# [Task instructions]
Using the material below, copy every line where "this" appears.

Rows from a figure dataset
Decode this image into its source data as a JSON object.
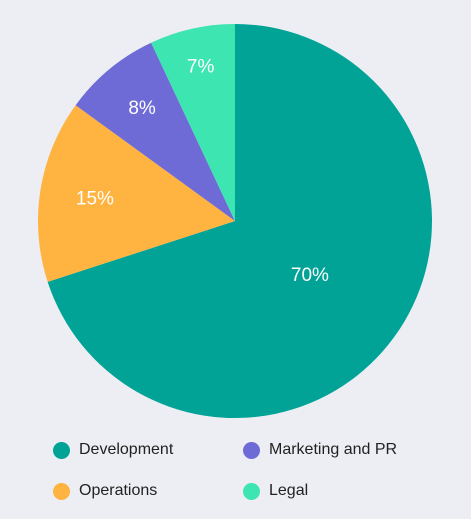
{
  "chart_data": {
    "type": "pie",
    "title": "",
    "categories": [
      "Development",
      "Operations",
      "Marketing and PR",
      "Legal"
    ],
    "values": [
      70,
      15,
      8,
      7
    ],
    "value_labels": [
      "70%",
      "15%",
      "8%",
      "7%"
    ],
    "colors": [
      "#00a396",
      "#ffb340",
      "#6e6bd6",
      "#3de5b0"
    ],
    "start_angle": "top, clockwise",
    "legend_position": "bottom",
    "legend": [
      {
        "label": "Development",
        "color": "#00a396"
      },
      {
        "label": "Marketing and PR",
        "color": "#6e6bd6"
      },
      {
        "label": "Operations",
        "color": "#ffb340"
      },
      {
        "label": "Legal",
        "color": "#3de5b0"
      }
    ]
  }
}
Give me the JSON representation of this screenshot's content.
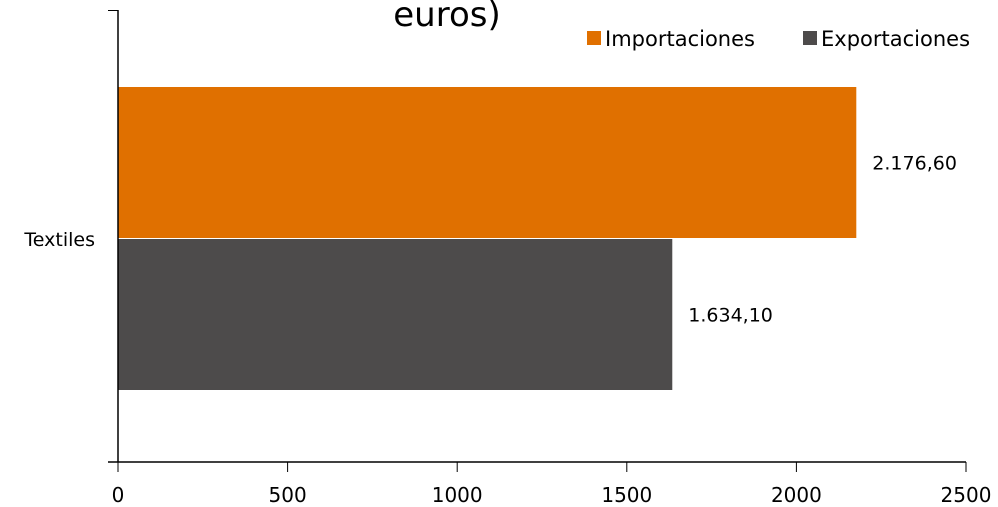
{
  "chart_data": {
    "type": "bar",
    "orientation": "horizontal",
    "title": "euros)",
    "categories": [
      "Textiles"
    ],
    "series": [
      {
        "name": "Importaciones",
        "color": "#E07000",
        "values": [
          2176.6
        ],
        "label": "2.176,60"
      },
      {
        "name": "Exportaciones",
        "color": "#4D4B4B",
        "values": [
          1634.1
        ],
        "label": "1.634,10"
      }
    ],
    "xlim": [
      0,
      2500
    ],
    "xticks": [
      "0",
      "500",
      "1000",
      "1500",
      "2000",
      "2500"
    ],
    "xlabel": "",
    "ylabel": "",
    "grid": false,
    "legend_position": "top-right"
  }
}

==

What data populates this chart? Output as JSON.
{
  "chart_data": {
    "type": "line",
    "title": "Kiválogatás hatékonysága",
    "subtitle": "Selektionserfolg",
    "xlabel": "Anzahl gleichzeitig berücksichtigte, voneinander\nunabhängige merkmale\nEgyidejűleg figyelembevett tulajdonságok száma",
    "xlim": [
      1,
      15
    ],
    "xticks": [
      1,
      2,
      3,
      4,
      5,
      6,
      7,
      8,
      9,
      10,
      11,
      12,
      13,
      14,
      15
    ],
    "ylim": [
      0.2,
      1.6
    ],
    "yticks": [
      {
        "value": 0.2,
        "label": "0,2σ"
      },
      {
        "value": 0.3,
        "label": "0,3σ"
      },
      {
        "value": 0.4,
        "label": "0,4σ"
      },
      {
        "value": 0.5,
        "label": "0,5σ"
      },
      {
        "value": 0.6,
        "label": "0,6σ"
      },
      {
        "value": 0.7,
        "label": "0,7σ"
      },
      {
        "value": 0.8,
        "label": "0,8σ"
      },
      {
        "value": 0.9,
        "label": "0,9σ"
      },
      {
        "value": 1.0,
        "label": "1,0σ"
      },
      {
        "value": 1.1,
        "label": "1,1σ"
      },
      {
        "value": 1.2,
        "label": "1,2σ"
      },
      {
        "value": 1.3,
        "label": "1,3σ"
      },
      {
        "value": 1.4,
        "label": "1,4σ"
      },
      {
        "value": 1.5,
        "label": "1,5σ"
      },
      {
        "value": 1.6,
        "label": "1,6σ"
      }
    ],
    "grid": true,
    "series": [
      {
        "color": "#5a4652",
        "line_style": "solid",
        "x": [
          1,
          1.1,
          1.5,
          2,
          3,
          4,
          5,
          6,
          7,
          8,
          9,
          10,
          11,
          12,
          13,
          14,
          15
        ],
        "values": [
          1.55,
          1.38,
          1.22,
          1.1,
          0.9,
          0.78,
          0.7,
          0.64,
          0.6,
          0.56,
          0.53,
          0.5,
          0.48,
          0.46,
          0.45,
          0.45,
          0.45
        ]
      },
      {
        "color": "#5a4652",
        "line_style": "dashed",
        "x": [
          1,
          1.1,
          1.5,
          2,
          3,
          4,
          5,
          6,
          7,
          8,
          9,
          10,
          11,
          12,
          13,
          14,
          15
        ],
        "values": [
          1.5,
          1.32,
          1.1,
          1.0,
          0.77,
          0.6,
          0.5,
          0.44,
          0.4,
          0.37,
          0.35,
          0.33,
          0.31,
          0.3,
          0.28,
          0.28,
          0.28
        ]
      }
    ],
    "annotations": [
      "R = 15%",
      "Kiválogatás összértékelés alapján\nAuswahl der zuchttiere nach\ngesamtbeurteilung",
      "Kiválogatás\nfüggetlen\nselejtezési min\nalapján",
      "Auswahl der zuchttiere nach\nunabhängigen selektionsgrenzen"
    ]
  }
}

# [Problem solution]
Decode this image into its source data as a JSON object.
Give me the JSON representation of this screenshot's content.
What data populates this chart? Output as JSON.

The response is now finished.